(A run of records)

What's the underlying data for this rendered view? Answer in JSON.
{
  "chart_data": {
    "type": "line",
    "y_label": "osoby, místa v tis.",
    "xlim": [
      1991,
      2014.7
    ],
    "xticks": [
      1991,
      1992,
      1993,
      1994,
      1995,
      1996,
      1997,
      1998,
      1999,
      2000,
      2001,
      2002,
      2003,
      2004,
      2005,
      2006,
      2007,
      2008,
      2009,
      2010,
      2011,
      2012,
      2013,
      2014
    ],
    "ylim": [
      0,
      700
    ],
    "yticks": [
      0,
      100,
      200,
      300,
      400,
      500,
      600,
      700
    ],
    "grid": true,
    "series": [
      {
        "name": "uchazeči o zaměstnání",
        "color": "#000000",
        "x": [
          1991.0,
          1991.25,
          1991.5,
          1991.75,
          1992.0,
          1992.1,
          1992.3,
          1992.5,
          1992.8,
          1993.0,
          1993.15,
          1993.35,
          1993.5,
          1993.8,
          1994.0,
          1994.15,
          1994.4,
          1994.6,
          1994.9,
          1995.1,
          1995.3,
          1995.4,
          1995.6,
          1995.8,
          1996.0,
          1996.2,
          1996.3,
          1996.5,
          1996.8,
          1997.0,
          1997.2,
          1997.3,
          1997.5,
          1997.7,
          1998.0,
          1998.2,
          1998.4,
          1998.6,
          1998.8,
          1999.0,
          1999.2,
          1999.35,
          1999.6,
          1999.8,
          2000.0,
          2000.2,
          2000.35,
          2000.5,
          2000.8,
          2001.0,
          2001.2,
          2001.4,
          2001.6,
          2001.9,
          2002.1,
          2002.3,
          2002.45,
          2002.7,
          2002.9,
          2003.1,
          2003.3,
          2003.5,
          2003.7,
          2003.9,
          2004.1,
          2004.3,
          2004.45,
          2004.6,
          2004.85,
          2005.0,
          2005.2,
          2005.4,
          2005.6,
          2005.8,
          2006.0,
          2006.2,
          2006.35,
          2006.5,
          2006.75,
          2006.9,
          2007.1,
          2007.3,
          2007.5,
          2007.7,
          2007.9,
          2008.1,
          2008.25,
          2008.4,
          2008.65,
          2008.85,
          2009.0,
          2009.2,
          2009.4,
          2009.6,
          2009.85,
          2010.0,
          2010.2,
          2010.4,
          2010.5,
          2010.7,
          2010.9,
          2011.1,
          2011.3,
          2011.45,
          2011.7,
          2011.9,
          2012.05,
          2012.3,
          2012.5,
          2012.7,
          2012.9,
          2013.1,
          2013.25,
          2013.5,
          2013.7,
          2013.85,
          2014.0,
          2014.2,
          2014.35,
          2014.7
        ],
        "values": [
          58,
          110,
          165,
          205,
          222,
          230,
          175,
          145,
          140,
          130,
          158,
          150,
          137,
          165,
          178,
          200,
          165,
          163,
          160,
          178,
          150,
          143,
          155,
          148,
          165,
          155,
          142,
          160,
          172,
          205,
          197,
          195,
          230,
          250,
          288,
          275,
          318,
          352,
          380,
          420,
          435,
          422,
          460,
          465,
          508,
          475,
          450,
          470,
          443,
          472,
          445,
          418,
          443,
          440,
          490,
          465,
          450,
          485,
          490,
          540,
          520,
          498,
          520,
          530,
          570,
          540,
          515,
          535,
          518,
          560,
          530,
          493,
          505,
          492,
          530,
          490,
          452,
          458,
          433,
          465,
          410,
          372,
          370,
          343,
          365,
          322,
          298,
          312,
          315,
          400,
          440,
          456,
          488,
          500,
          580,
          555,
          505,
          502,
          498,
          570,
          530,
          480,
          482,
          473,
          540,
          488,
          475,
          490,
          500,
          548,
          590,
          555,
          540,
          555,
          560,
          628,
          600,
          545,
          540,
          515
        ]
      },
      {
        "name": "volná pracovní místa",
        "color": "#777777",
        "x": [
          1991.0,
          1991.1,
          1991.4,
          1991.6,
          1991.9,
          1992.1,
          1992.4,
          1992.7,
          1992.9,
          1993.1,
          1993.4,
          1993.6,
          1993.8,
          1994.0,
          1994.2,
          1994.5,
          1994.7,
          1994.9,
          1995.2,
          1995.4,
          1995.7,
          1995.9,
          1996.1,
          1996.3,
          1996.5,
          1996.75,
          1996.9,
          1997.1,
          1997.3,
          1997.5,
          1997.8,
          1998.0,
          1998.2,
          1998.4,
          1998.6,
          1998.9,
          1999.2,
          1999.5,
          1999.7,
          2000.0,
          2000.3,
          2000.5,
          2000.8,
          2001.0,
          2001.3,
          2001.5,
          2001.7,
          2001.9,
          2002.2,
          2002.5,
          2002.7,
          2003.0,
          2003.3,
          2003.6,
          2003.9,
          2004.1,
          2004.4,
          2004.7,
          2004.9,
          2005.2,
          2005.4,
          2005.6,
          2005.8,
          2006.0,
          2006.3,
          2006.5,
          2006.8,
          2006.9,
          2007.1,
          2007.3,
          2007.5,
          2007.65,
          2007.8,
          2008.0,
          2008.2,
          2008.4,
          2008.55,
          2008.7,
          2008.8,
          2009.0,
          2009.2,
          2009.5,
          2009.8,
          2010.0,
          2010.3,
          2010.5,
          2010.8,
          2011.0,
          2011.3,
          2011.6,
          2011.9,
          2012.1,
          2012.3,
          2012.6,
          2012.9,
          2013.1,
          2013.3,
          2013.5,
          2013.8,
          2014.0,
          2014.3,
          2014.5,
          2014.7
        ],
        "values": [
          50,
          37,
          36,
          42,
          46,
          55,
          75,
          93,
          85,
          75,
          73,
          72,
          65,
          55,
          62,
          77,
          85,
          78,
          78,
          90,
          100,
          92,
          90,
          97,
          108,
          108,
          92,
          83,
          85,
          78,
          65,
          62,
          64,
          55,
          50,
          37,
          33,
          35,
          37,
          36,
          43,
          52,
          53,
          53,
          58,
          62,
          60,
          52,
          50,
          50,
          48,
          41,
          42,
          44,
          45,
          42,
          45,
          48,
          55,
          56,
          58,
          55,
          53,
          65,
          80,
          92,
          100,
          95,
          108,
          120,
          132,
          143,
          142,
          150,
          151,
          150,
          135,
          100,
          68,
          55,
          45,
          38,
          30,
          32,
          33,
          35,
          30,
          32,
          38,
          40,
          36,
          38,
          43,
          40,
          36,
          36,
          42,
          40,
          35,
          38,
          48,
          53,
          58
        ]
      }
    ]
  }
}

WHAT IS EXPECTED - In the entries above, find every line holding the word "name" and copy it out.

TASK OUTPUT -
        "name": "uchazeči o zaměstnání",
        "name": "volná pracovní místa",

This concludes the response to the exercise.